* [Goal of the exercise]: Tally the lines that include the word "your" and reply with nothing but the total.
** BEGIN Source data **
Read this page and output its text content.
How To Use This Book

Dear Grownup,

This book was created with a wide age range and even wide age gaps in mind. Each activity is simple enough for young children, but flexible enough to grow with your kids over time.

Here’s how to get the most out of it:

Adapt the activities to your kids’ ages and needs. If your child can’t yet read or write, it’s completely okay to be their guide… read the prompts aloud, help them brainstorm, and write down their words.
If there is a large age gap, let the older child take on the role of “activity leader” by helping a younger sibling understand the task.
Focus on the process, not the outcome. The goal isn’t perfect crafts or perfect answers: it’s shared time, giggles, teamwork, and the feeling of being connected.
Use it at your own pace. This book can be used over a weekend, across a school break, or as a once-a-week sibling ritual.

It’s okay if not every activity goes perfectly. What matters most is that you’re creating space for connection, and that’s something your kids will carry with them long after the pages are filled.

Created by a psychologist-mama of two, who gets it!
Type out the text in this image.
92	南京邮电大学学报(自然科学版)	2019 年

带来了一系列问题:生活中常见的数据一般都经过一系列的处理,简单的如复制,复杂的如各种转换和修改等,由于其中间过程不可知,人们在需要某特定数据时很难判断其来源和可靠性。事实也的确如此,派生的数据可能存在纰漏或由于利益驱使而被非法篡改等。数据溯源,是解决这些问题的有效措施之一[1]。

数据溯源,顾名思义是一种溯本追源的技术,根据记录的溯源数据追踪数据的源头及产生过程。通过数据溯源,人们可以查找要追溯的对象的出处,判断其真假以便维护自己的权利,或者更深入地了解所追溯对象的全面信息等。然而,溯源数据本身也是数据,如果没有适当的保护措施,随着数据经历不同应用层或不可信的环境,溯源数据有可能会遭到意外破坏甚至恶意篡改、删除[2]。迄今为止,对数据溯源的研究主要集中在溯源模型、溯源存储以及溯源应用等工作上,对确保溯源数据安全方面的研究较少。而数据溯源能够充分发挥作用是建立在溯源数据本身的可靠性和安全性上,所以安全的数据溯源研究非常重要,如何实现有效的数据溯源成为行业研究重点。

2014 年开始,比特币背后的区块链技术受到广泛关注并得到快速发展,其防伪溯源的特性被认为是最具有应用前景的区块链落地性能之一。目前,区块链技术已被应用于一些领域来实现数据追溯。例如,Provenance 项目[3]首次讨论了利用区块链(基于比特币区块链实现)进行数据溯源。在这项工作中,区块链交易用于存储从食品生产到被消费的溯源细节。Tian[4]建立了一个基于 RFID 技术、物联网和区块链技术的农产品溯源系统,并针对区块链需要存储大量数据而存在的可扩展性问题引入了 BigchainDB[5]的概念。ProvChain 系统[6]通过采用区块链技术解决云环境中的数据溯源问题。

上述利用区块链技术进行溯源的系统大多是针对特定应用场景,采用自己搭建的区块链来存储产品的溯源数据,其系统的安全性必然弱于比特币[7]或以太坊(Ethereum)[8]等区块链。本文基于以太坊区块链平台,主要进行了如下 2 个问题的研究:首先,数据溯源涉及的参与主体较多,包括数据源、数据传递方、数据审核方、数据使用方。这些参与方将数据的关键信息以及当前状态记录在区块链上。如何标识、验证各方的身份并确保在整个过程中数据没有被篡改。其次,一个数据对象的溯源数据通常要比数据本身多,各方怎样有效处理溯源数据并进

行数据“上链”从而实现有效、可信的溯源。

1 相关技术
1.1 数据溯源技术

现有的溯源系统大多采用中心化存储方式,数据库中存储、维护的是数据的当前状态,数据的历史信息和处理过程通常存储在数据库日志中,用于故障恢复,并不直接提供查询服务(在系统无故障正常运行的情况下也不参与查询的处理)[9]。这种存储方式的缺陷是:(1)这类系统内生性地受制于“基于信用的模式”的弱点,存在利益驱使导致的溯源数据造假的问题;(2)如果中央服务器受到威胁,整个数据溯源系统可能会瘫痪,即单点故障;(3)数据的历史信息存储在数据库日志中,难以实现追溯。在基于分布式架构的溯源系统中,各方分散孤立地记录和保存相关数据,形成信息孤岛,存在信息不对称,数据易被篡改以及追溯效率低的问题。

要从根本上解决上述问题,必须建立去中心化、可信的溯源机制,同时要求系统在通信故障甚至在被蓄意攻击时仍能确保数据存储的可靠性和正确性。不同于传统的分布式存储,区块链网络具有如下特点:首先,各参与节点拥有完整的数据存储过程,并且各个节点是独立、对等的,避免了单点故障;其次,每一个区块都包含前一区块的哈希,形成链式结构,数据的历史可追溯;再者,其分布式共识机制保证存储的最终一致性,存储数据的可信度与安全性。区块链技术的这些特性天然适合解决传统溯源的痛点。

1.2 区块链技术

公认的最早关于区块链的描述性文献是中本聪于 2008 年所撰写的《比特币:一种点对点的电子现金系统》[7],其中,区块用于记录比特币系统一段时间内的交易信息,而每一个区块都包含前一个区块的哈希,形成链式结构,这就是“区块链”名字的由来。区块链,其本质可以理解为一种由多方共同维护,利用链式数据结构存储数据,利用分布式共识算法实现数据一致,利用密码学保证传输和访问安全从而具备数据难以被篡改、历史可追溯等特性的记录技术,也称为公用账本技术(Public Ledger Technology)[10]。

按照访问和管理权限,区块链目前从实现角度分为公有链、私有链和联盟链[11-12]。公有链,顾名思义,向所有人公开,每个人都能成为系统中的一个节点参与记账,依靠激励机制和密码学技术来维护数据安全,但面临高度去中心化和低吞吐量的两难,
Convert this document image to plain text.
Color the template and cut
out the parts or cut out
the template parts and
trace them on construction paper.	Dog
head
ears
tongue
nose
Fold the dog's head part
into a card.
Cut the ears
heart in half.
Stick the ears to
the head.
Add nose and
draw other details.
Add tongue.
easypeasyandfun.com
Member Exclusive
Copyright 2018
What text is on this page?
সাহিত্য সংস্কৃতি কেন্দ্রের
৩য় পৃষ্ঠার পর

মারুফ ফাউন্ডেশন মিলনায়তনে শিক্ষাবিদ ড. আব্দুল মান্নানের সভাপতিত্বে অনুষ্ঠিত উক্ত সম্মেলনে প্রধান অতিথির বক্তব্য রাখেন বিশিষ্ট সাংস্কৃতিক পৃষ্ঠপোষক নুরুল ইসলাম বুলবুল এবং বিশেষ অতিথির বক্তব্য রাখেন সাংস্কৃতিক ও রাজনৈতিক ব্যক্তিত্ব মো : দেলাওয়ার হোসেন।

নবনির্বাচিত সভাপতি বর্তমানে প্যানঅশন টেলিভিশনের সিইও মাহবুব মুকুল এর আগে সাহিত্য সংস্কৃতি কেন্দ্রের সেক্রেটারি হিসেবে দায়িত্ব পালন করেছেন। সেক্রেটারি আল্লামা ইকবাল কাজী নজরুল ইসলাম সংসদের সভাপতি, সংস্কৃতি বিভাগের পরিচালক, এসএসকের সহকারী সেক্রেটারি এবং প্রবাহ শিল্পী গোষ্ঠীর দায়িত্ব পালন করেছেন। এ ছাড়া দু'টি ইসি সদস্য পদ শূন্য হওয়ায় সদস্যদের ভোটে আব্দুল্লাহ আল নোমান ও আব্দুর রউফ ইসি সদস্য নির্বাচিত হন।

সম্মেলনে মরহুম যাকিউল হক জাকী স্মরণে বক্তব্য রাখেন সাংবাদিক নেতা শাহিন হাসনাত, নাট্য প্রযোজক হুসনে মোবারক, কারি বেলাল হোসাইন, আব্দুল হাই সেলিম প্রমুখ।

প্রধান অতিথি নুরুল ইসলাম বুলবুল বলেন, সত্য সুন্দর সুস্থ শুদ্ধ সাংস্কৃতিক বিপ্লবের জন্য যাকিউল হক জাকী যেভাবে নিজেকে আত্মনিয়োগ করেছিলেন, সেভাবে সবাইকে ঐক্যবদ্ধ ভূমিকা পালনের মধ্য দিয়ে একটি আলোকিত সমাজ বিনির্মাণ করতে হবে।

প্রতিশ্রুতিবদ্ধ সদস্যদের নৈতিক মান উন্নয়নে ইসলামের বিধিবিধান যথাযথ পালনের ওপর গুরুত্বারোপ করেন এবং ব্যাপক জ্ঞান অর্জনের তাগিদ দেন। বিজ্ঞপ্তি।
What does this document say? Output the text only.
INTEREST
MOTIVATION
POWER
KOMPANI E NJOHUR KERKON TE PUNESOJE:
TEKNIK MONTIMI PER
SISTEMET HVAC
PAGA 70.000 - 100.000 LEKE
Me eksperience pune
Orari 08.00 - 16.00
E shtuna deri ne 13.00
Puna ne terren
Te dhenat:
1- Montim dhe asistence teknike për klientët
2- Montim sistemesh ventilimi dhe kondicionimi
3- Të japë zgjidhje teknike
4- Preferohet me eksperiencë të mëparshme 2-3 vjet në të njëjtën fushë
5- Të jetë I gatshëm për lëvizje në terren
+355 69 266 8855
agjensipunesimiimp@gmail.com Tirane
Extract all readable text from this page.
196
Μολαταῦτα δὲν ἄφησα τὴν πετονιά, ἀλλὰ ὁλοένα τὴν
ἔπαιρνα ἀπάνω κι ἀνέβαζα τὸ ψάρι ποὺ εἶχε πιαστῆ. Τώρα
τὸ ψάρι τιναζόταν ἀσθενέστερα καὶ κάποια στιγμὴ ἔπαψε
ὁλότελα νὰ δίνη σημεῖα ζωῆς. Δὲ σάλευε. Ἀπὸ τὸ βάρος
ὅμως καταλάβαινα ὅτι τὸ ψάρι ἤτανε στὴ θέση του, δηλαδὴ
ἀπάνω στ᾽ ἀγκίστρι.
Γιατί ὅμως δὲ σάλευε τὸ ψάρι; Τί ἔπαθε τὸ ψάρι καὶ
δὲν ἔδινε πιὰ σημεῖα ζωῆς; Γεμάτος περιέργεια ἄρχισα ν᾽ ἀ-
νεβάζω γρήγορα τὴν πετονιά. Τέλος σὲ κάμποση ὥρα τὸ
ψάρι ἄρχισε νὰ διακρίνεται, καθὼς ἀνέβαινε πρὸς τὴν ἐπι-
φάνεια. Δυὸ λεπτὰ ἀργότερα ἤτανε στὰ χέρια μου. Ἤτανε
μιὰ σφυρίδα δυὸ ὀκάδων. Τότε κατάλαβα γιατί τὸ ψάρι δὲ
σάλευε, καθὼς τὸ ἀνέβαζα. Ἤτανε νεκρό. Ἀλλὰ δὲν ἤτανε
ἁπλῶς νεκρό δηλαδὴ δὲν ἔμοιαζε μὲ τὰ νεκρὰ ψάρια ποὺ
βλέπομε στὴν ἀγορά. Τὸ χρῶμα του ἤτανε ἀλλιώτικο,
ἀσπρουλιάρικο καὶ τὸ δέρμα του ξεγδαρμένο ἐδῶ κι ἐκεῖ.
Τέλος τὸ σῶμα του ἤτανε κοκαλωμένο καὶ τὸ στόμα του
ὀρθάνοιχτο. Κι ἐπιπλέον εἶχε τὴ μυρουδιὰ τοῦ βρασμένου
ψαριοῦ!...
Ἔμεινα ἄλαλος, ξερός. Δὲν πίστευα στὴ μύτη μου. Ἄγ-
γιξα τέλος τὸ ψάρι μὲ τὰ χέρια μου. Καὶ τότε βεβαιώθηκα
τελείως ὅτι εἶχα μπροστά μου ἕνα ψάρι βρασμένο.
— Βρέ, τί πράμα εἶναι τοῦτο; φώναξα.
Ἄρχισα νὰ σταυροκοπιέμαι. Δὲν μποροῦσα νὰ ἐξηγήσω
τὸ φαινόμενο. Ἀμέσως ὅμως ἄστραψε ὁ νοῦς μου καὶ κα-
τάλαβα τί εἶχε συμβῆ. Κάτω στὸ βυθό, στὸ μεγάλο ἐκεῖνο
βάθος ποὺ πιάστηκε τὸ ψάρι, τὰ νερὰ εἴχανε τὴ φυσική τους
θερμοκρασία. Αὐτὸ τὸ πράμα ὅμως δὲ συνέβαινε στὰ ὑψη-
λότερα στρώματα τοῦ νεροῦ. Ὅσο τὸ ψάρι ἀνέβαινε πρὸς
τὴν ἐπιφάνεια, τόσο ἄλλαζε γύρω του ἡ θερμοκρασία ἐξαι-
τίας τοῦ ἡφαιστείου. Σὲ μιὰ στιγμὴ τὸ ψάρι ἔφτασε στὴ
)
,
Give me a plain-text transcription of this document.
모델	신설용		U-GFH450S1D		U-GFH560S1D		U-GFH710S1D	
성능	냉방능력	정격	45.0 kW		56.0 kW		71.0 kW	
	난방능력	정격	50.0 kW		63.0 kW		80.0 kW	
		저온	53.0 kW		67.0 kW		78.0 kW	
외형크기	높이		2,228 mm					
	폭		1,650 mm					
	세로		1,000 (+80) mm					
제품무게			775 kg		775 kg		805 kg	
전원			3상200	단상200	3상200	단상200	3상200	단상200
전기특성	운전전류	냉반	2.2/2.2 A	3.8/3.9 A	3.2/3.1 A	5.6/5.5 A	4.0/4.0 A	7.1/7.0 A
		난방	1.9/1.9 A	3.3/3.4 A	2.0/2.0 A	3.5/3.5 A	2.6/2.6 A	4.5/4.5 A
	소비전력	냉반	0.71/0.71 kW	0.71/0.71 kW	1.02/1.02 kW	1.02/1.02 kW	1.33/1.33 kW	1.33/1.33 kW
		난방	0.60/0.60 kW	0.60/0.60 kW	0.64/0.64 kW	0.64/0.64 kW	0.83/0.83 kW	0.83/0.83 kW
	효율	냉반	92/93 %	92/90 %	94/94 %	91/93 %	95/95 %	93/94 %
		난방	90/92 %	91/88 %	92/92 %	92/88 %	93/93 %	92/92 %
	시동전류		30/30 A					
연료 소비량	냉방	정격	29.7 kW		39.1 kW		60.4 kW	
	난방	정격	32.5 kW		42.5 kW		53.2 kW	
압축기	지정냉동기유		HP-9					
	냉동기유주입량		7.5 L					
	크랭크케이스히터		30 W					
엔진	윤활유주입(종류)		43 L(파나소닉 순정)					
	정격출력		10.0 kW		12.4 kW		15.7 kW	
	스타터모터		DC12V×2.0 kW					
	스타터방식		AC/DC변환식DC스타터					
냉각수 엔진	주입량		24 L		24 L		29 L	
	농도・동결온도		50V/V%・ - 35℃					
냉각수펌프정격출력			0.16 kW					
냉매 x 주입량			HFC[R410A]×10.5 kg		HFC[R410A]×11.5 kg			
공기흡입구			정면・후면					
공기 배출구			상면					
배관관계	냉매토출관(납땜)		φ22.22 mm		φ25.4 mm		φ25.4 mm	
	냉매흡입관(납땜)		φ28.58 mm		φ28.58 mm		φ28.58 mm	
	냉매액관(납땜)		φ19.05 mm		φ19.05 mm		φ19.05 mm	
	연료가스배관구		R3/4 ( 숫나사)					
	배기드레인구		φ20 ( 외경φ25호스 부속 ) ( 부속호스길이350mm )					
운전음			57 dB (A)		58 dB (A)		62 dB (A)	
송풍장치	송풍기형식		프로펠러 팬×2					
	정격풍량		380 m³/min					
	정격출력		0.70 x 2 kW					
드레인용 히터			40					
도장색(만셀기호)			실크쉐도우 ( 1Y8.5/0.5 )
** END Source data **
* [Result of the task]: 4